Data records
>> start
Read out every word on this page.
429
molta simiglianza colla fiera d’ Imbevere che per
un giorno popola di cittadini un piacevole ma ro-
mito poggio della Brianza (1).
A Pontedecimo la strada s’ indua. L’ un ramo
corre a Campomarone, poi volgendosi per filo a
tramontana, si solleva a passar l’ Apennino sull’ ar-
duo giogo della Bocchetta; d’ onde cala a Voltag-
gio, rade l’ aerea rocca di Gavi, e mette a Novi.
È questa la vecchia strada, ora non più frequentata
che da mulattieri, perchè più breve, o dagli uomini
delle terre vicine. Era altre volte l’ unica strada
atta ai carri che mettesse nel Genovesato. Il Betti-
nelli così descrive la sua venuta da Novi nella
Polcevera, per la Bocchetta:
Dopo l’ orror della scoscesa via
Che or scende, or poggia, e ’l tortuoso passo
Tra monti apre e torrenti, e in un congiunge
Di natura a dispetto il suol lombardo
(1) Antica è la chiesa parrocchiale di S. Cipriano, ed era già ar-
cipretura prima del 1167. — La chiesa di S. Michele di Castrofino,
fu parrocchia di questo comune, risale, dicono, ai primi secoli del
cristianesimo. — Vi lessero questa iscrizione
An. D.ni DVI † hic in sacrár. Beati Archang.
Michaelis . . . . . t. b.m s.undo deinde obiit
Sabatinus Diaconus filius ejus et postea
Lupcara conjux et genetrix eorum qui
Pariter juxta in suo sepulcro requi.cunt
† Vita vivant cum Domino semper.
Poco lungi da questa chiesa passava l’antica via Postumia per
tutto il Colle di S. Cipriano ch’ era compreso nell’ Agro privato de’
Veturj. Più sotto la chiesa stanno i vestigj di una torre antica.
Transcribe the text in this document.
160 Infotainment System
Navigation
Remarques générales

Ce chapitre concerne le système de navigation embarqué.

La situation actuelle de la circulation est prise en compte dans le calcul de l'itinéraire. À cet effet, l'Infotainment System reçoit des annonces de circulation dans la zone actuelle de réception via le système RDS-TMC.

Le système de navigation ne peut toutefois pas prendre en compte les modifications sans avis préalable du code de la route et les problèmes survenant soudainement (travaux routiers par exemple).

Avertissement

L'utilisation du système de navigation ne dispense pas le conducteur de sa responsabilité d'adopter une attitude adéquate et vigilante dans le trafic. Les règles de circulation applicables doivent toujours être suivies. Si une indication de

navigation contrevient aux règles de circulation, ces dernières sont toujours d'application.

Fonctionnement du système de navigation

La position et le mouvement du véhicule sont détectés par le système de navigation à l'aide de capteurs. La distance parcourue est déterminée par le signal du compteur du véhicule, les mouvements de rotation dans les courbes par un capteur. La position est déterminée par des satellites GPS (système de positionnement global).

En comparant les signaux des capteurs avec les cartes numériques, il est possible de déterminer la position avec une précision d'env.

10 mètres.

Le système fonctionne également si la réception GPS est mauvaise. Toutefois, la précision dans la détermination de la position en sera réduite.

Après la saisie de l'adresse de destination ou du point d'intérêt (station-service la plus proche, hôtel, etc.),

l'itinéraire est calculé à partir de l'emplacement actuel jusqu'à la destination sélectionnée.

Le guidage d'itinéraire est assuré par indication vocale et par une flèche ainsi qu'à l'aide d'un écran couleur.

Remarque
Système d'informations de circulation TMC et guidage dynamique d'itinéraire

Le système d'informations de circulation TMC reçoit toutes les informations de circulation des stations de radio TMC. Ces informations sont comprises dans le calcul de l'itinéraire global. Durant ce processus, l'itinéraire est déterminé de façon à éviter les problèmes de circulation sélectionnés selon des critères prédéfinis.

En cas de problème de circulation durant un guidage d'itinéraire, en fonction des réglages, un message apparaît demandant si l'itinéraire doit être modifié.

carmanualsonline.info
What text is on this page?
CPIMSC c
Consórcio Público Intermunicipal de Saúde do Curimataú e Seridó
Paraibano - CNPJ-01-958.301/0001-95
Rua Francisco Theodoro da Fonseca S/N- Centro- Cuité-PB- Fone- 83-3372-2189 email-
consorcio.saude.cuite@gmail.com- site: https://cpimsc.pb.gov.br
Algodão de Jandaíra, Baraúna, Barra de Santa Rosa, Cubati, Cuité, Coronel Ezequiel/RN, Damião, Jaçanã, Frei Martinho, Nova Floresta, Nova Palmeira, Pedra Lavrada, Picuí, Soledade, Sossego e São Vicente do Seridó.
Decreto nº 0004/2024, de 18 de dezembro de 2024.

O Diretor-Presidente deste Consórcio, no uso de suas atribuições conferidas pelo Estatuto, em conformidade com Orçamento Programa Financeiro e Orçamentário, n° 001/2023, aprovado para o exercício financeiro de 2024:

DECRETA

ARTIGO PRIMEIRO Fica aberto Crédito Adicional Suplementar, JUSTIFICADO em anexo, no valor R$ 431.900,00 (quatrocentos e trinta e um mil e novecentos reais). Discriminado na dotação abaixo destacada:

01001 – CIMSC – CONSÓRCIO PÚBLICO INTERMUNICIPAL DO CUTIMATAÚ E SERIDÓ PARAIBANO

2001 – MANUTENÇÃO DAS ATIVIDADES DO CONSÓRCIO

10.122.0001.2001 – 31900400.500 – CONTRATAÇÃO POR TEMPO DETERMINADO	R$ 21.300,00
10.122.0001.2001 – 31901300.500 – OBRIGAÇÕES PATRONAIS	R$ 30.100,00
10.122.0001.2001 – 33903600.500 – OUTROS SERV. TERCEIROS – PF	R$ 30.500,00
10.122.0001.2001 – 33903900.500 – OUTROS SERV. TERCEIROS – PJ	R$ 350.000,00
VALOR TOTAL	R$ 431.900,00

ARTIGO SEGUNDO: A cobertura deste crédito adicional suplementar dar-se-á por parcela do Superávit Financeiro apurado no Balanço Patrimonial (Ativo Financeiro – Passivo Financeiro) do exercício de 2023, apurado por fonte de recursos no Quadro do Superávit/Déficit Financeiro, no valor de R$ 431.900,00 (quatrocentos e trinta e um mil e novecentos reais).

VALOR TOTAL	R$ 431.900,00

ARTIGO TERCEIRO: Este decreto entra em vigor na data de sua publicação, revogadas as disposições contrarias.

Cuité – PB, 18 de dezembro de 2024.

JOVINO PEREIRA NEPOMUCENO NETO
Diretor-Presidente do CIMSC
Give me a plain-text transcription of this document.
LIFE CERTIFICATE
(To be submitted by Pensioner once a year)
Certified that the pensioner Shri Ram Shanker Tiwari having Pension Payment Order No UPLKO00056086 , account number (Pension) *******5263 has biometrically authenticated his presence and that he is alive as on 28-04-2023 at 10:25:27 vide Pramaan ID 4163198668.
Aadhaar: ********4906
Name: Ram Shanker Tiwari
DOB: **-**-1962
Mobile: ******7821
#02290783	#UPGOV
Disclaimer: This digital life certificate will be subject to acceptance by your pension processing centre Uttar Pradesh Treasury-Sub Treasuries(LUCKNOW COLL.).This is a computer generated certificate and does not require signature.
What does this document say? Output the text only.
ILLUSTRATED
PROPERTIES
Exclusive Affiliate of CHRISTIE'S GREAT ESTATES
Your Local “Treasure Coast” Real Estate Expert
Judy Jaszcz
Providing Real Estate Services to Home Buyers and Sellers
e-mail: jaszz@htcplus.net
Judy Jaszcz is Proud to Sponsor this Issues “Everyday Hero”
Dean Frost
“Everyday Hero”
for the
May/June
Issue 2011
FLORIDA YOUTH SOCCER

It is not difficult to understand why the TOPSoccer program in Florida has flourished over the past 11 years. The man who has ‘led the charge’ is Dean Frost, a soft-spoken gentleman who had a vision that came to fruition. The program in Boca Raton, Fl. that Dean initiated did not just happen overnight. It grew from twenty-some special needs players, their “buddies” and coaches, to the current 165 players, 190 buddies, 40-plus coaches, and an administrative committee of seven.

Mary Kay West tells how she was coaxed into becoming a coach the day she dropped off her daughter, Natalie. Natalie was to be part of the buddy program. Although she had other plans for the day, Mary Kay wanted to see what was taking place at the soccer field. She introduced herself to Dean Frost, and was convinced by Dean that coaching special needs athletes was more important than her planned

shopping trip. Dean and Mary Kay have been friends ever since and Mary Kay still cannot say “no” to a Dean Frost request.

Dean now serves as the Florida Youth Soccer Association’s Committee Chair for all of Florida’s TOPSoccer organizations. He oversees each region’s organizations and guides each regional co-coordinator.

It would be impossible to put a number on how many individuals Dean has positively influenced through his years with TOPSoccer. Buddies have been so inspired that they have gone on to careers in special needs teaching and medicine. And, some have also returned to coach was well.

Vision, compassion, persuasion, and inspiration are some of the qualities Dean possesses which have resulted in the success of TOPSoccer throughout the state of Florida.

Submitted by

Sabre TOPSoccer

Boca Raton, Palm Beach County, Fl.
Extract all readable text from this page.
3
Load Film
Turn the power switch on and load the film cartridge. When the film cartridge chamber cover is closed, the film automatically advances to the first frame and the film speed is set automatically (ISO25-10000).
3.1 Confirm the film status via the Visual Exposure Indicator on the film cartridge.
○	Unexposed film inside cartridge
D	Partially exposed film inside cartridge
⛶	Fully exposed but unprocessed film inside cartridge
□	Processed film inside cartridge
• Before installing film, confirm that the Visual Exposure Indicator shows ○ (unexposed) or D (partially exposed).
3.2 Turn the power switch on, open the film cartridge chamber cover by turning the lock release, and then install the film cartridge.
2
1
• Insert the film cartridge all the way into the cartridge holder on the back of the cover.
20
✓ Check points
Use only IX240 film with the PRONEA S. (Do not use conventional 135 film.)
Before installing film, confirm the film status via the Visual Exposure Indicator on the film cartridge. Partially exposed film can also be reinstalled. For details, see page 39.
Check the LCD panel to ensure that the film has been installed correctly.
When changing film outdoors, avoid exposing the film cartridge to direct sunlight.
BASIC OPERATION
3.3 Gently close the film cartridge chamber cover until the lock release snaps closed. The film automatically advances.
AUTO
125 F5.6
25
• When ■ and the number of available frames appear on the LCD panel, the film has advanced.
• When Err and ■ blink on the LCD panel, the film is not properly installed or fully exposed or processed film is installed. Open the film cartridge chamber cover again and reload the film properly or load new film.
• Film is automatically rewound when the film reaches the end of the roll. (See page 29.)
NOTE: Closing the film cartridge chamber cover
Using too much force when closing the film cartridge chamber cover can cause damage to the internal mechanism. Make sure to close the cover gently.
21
>> end
Go through the material above and copy each line that has the word "être".

L'utilisation du système de navigation ne dispense pas le conducteur de sa responsabilité d'adopter une attitude adéquate et vigilante dans le trafic. Les règles de circulation applicables doivent toujours être suivies. Si une indication de
En cas de problème de circulation durant un guidage d'itinéraire, en fonction des réglages, un message apparaît demandant si l'itinéraire doit être modifié.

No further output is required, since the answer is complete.